• _Tasks to complete_:
a - According to the passage on Hogna hawaiiensis, on which islands has the species been found?
b - Reproduce the passage on Hogna hawaiiensis verbatim from "Scientific classification" up to and including "hawaiiensis (Simon, 1899)".
c - Extend the passage on Hogna hawaiiensis, beginning after its final sentence.

• _Source passage_:
Hogna hawaiiensis

Scientific classification
- Kingdom: Animalia
- Phylum: Arthropoda
- Subphylum: Chelicerata
- Class: Arachnida
- Order: Araneae
- Infraorder: Araneomorphae
- Family: Lycosidae
- Genus: Hogna
- Species: H. hawaiiensis
- Binomial name: Hogna hawaiiensis (Simon, 1899)
- Synonyms: Lycosa hawaiiensis

= Hogna hawaiiensis =

- Genus: Hogna
- Species: hawaiiensis
- Authority: (Simon, 1899)
- Synonyms: Lycosa hawaiiensis

Species of spider

Hogna hawaiiensis is a species of spider in the family Lycosidae.

== Distribution and taxonomy ==
Hogna hawaiiensis is a species of wolf spider endemic to the Hawaiian islands. The species have been found on the islands of Maui, Oahu, and the island of Hawaii. It was originally described as Lycosa hawaiiensis by E. Simon in 1899 and was transferred to the genus Hogna by C. F. Roewer in 1955.

• _Dataset entries_:
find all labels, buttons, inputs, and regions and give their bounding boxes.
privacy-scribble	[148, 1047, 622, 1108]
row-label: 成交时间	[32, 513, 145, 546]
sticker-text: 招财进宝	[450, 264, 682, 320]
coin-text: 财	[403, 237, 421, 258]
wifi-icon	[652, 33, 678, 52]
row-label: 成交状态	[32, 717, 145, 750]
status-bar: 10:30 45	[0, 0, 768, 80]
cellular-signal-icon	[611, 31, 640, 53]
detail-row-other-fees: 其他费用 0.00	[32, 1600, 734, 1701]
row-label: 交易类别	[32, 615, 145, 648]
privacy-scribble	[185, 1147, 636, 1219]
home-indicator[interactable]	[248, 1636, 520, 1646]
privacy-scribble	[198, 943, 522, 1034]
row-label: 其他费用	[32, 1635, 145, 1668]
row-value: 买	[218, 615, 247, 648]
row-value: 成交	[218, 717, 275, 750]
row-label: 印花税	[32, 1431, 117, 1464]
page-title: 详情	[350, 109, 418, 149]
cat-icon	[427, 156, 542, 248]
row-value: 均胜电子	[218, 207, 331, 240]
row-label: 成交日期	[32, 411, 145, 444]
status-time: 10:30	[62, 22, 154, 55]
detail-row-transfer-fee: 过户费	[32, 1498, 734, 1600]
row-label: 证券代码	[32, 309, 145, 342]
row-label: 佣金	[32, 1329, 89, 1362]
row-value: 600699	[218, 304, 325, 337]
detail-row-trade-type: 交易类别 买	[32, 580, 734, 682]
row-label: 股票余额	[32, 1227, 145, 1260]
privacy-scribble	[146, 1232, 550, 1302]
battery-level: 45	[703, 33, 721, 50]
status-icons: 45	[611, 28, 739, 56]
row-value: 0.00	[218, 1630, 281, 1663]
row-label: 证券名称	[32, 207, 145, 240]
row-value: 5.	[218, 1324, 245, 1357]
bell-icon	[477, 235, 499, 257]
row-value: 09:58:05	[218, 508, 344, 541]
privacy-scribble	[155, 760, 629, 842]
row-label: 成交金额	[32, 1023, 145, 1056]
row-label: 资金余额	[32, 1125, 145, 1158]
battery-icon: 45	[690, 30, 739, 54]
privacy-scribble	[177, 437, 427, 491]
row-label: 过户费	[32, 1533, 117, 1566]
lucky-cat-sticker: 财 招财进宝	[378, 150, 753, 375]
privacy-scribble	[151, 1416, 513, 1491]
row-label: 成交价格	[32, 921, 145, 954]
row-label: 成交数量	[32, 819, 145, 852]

• _Answers provided_:
a - Maui, Oahu, and the island of Hawaii.

b -
Scientific classification
- Kingdom: Animalia
- Phylum: Arthropoda
- Subphylum: Chelicerata
- Class: Arachnida
- Order: Araneae
- Infraorder: Araneomorphae
- Family: Lycosidae
- Genus: Hogna
- Species: H. hawaiiensis
- Binomial name: Hogna hawaiiensis (Simon, 1899)

c -
== Habitat and ecology ==
Hogna hawaiiensis has been found to reside in areas of lava flow, coinciding with the local population of Lava flow crickets (Caconemobius fori). The population of H. hawaiiensis in barren lava regions is additionally sustained by general windborne prey migrated from more vegetated areas adjacent to their empty habitat.

Outside of lava flow areas, H. hawaiiensis, much like other species on the same family, is typically found in ground-dwelling environments, such as tree trunks, low vegetation, and grassland fields.

Despite the infringement of territory by invasive species, H. hawaiiensis is the dominant predator at elevations of 2800 meters. However, they do persist at elevations everywhere between sea level and 4000 meters.

== Behavior ==
A female specimen was observed engaging in vegetational perching. The practice is done in order to act as ambush predators on local Flesh fly populations. They perch on the buds and flowers of vegetation and attempt to blend in by remaining stagnant after perching. It is unknown and requires further observation to suggest it is a species wide behavior, however by introducing a flower bud to the specimen, it showed that it was an intentional practice instead of a coincidental one.

== Relationship with invasive species ==
With the invasive introduction of yellowjackets (Vespula pensylvanica) to the islands, they came to predate upon H. hawaiiensis among many other endemic prey.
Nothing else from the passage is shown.